● WHAT YOU HAVE TO DO:
Make an exact copy of all the entries, but do not reproduce the pictures.
---- RECORDS SUPPLIED
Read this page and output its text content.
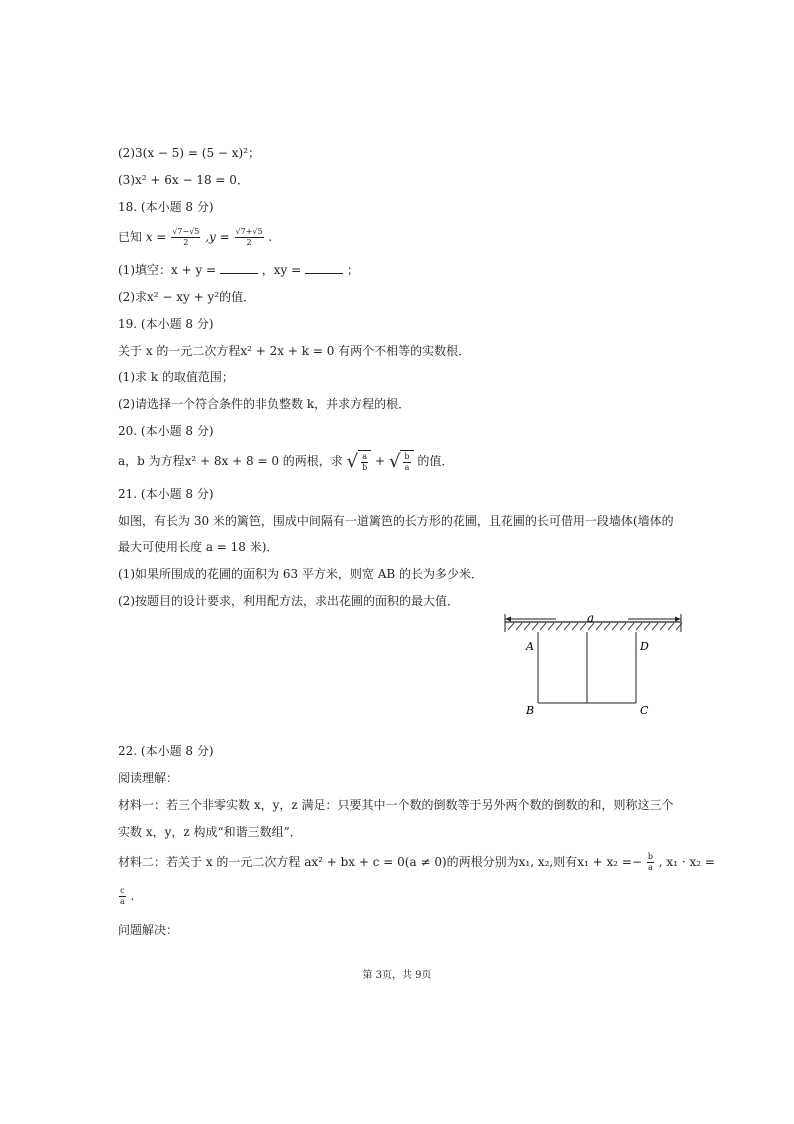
(2)3(x − 5) = (5 − x)²；
(3)x² + 6x − 18 = 0．
18. (本小题 8 分)
已知 $x = \frac{√7-√5}{2} ,y = \frac{√7+√5}{2}$ .
(1)填空：x + y =	，xy =	；
(2)求x² − xy + y²的值．
19. (本小题 8 分)
关于 x 的一元二次方程x² + 2x + k = 0 有两个不相等的实数根．
(1)求 k 的取值范围；
(2)请选择一个符合条件的非负整数 k，并求方程的根．
20. (本小题 8 分)
a，b 为方程x² + 8x + 8 = 0 的两根，求 √ $\frac{a}{b}$ + √ $\frac{b}{a}$ 的值．
21. (本小题 8 分)
如图，有长为 30 米的篱笆，围成中间隔有一道篱笆的长方形的花圃，且花圃的长可借用一段墙体(墙体的
最大可使用长度 a = 18 米)．
(1)如果所围成的花圃的面积为 63 平方米，则宽 AB 的长为多少米．
(2)按题目的设计要求，利用配方法，求出花圃的面积的最大值．
a
A	D
B	C
22. (本小题 8 分)
阅读理解：
材料一：若三个非零实数 x，y，z 满足：只要其中一个数的倒数等于另外两个数的倒数的和，则称这三个
实数 x，y，z 构成“和谐三数组”．
材料二：若关于 x 的一元二次方程 ax² + bx + c = 0(a ≠ 0)的两根分别为x₁, x₂,则有$x_1 + x_2 =- \frac{b}{a}$ , x₁ · x₂ =
$\frac{c}{a}$ .
问题解决：
第 3页，共 9页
--------
● ANSWER TO THE EXERCISE:
Read this page and output its text content.
(2)3(x − 5) = (5 − x)²；
(3)x² + 6x − 18 = 0．
18. (本小题 8 分)
已知 $x = \frac{√7-√5}{2} ,y = \frac{√7+√5}{2}$ .
(1)填空：x + y =	，xy =	；
(2)求x² − xy + y²的值．
19. (本小题 8 分)
关于 x 的一元二次方程x² + 2x + k = 0 有两个不相等的实数根．
(1)求 k 的取值范围；
(2)请选择一个符合条件的非负整数 k，并求方程的根．
20. (本小题 8 分)
a，b 为方程x² + 8x + 8 = 0 的两根，求 √ $\frac{a}{b}$ + √ $\frac{b}{a}$ 的值．
21. (本小题 8 分)
如图，有长为 30 米的篱笆，围成中间隔有一道篱笆的长方形的花圃，且花圃的长可借用一段墙体(墙体的
最大可使用长度 a = 18 米)．
(1)如果所围成的花圃的面积为 63 平方米，则宽 AB 的长为多少米．
(2)按题目的设计要求，利用配方法，求出花圃的面积的最大值．
a
A	D
B	C
22. (本小题 8 分)
阅读理解：
材料一：若三个非零实数 x，y，z 满足：只要其中一个数的倒数等于另外两个数的倒数的和，则称这三个
实数 x，y，z 构成“和谐三数组”．
材料二：若关于 x 的一元二次方程 ax² + bx + c = 0(a ≠ 0)的两根分别为x₁, x₂,则有$x_1 + x_2 =- \frac{b}{a}$ , x₁ · x₂ =
$\frac{c}{a}$ .
问题解决：
第 3页，共 9页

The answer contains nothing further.